What the task requires → Copy out the listing below, swapping each "Description with numbered items" for "Caption with labeled parts" and leaving every other word untouched.

[Raw records]
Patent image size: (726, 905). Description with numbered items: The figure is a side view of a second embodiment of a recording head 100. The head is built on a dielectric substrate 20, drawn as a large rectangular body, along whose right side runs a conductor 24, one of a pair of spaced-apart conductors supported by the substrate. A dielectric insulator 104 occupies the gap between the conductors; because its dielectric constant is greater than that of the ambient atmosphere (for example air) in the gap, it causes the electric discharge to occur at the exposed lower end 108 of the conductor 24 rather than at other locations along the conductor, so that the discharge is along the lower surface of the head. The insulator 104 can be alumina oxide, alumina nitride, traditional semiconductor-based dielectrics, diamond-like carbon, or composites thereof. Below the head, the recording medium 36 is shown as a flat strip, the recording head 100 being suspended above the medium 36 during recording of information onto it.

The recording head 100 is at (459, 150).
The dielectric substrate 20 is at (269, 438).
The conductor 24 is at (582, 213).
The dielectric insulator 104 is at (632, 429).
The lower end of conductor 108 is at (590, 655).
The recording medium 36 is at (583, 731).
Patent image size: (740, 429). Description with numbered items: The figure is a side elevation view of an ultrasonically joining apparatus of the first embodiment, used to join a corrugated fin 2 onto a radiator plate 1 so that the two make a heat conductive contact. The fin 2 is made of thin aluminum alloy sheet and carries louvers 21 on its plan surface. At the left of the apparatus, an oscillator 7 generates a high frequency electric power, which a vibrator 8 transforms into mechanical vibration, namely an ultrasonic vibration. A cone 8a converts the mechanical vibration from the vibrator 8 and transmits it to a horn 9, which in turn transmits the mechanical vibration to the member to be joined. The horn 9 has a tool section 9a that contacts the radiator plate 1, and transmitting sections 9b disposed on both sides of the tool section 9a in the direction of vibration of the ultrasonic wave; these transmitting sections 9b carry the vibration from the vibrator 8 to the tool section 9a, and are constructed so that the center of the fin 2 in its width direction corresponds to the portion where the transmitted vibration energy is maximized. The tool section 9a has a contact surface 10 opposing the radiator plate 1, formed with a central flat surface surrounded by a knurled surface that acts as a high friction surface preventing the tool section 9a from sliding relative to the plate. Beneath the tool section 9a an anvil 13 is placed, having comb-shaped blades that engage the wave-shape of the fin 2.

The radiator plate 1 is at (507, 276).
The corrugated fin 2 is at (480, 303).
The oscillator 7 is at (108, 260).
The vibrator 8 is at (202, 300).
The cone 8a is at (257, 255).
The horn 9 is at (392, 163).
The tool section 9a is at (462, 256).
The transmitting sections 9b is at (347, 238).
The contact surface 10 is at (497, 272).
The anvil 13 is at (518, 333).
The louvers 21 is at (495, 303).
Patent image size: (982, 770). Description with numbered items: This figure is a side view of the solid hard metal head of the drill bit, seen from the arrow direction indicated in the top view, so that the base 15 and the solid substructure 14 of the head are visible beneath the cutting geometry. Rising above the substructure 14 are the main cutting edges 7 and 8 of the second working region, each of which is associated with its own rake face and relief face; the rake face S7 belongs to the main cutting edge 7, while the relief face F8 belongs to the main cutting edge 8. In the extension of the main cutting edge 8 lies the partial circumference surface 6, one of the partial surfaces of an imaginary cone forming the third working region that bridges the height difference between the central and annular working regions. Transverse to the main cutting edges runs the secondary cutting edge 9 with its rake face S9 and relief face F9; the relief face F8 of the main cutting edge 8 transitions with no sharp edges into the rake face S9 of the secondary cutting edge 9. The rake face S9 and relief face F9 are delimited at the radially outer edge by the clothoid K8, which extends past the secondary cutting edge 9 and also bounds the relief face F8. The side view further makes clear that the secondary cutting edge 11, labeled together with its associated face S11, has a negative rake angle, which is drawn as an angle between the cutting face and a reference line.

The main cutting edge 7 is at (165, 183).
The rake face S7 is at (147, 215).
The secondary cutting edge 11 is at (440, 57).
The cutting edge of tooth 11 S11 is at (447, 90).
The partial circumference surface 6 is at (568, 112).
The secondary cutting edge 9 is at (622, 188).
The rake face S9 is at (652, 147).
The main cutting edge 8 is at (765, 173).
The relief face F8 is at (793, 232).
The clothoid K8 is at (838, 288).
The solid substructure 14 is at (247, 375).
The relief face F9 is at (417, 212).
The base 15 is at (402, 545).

Output below →
Patent image size: (726, 905). Caption with labeled parts: The figure is a side view of a second embodiment of a recording head 100. The head is built on a dielectric substrate 20, drawn as a large rectangular body, along whose right side runs a conductor 24, one of a pair of spaced-apart conductors supported by the substrate. A dielectric insulator 104 occupies the gap between the conductors; because its dielectric constant is greater than that of the ambient atmosphere (for example air) in the gap, it causes the electric discharge to occur at the exposed lower end 108 of the conductor 24 rather than at other locations along the conductor, so that the discharge is along the lower surface of the head. The insulator 104 can be alumina oxide, alumina nitride, traditional semiconductor-based dielectrics, diamond-like carbon, or composites thereof. Below the head, the recording medium 36 is shown as a flat strip, the recording head 100 being suspended above the medium 36 during recording of information onto it.

The recording head 100 is at (459, 150).
The dielectric substrate 20 is at (269, 438).
The conductor 24 is at (582, 213).
The dielectric insulator 104 is at (632, 429).
The lower end of conductor 108 is at (590, 655).
The recording medium 36 is at (583, 731).
Patent image size: (740, 429). Caption with labeled parts: The figure is a side elevation view of an ultrasonically joining apparatus of the first embodiment, used to join a corrugated fin 2 onto a radiator plate 1 so that the two make a heat conductive contact. The fin 2 is made of thin aluminum alloy sheet and carries louvers 21 on its plan surface. At the left of the apparatus, an oscillator 7 generates a high frequency electric power, which a vibrator 8 transforms into mechanical vibration, namely an ultrasonic vibration. A cone 8a converts the mechanical vibration from the vibrator 8 and transmits it to a horn 9, which in turn transmits the mechanical vibration to the member to be joined. The horn 9 has a tool section 9a that contacts the radiator plate 1, and transmitting sections 9b disposed on both sides of the tool section 9a in the direction of vibration of the ultrasonic wave; these transmitting sections 9b carry the vibration from the vibrator 8 to the tool section 9a, and are constructed so that the center of the fin 2 in its width direction corresponds to the portion where the transmitted vibration energy is maximized. The tool section 9a has a contact surface 10 opposing the radiator plate 1, formed with a central flat surface surrounded by a knurled surface that acts as a high friction surface preventing the tool section 9a from sliding relative to the plate. Beneath the tool section 9a an anvil 13 is placed, having comb-shaped blades that engage the wave-shape of the fin 2.

The radiator plate 1 is at (507, 276).
The corrugated fin 2 is at (480, 303).
The oscillator 7 is at (108, 260).
The vibrator 8 is at (202, 300).
The cone 8a is at (257, 255).
The horn 9 is at (392, 163).
The tool section 9a is at (462, 256).
The transmitting sections 9b is at (347, 238).
The contact surface 10 is at (497, 272).
The anvil 13 is at (518, 333).
The louvers 21 is at (495, 303).
Patent image size: (982, 770). Caption with labeled parts: This figure is a side view of the solid hard metal head of the drill bit, seen from the arrow direction indicated in the top view, so that the base 15 and the solid substructure 14 of the head are visible beneath the cutting geometry. Rising above the substructure 14 are the main cutting edges 7 and 8 of the second working region, each of which is associated with its own rake face and relief face; the rake face S7 belongs to the main cutting edge 7, while the relief face F8 belongs to the main cutting edge 8. In the extension of the main cutting edge 8 lies the partial circumference surface 6, one of the partial surfaces of an imaginary cone forming the third working region that bridges the height difference between the central and annular working regions. Transverse to the main cutting edges runs the secondary cutting edge 9 with its rake face S9 and relief face F9; the relief face F8 of the main cutting edge 8 transitions with no sharp edges into the rake face S9 of the secondary cutting edge 9. The rake face S9 and relief face F9 are delimited at the radially outer edge by the clothoid K8, which extends past the secondary cutting edge 9 and also bounds the relief face F8. The side view further makes clear that the secondary cutting edge 11, labeled together with its associated face S11, has a negative rake angle, which is drawn as an angle between the cutting face and a reference line.

The main cutting edge 7 is at (165, 183).
The rake face S7 is at (147, 215).
The secondary cutting edge 11 is at (440, 57).
The cutting edge of tooth 11 S11 is at (447, 90).
The partial circumference surface 6 is at (568, 112).
The secondary cutting edge 9 is at (622, 188).
The rake face S9 is at (652, 147).
The main cutting edge 8 is at (765, 173).
The relief face F8 is at (793, 232).
The clothoid K8 is at (838, 288).
The solid substructure 14 is at (247, 375).
The relief face F9 is at (417, 212).
The base 15 is at (402, 545).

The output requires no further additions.